■ **Instructions for the task**:
Review the material line by line. Identify and copy every line that contains the string "this".

** START OF Information supplied **

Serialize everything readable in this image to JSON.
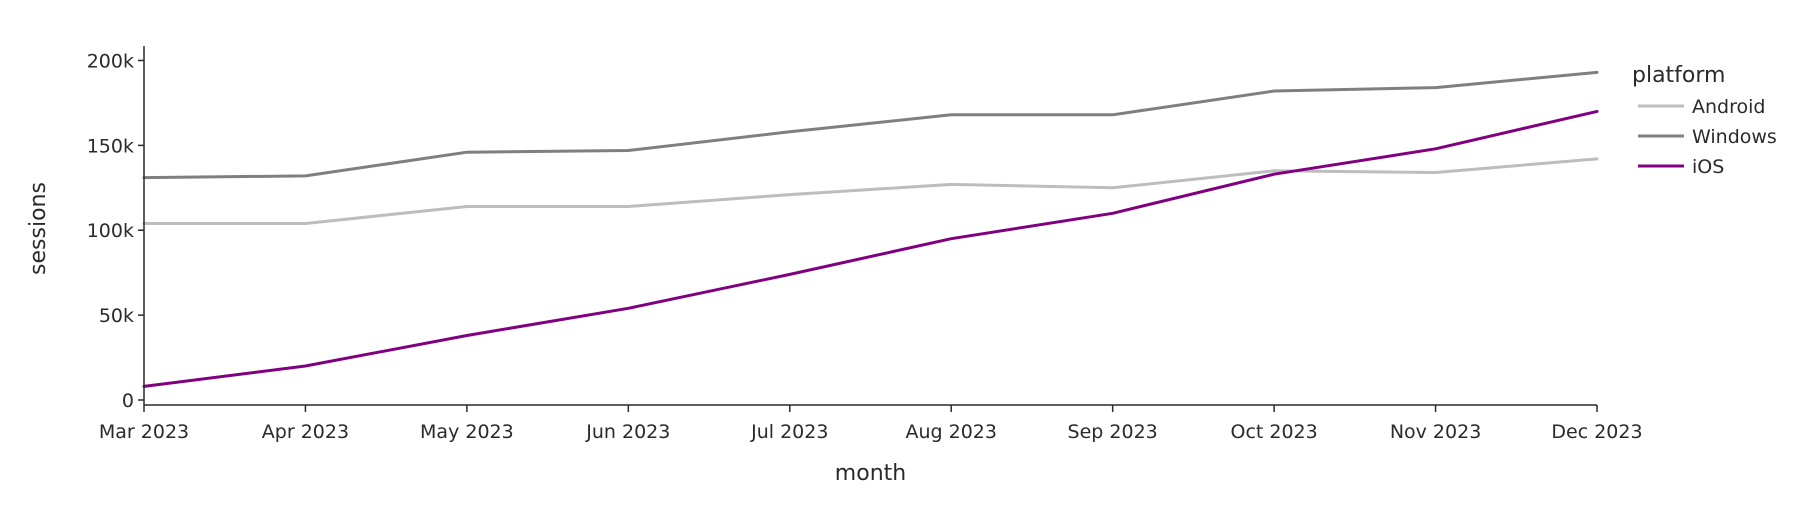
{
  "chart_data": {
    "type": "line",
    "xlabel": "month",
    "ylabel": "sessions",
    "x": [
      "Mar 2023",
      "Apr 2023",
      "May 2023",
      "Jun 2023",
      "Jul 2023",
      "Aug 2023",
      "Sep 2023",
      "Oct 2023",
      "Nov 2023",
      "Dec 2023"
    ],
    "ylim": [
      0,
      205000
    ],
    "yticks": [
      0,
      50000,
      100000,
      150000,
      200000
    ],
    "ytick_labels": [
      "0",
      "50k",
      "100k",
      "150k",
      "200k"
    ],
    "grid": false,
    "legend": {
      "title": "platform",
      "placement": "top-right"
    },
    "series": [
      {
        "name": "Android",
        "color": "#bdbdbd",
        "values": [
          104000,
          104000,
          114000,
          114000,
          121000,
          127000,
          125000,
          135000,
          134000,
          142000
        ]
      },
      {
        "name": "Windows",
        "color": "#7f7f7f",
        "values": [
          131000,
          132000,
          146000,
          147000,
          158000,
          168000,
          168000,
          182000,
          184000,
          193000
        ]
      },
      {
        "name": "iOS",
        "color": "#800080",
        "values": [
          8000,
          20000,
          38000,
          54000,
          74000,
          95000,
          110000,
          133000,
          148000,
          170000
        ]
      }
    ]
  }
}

** END OF Information supplied **
** START OF Information supplied **

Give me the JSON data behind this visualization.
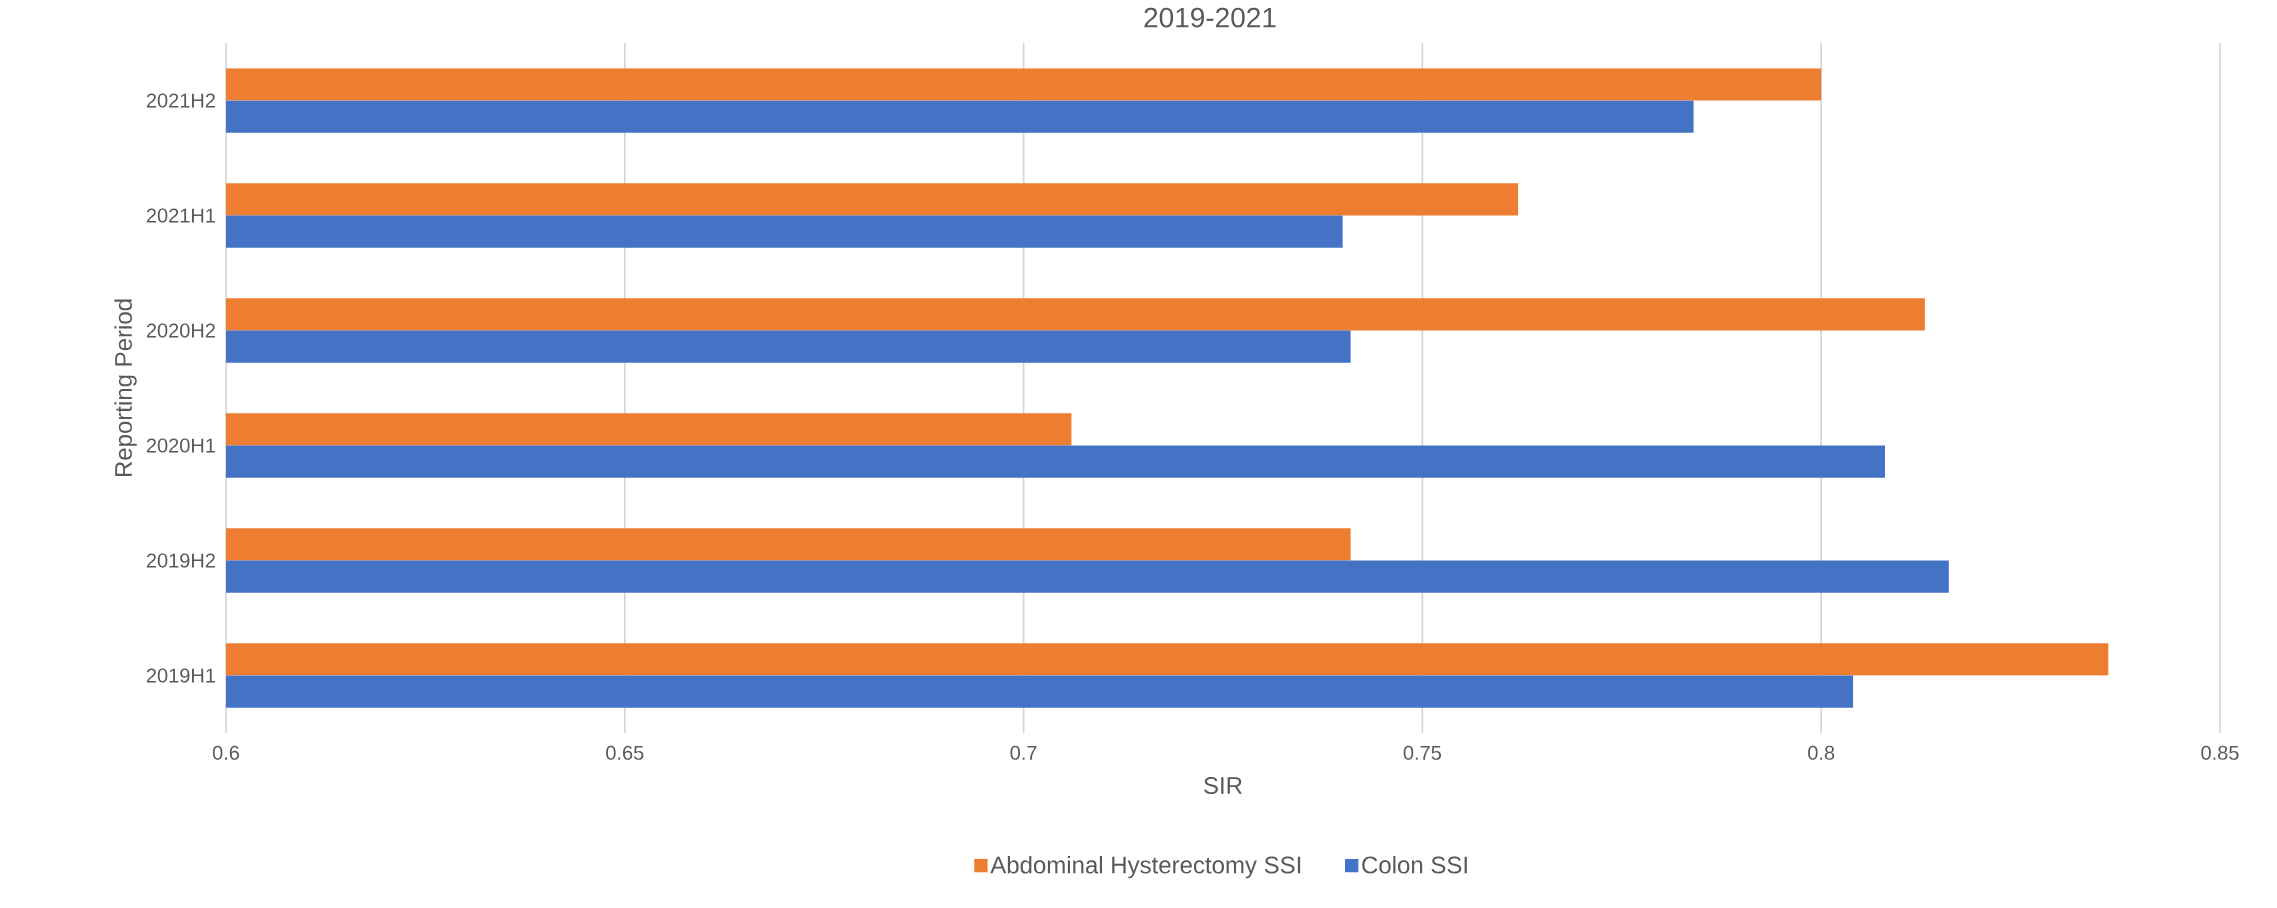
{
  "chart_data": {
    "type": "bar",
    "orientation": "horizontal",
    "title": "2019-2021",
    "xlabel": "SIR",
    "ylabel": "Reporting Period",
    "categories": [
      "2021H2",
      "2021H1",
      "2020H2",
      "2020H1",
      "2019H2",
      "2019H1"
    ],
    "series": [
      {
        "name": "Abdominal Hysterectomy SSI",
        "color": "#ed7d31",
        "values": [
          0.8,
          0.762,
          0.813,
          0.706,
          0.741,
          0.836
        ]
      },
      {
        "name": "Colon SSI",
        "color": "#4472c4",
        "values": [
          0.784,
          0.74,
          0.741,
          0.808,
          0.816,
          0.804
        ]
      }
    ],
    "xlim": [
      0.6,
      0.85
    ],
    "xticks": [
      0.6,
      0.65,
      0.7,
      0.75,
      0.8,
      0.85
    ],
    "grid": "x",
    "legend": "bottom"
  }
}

** END OF Information supplied **

■ **Final result**:
Serialize everything readable in this image to JSON.
Give me the JSON data behind this visualization.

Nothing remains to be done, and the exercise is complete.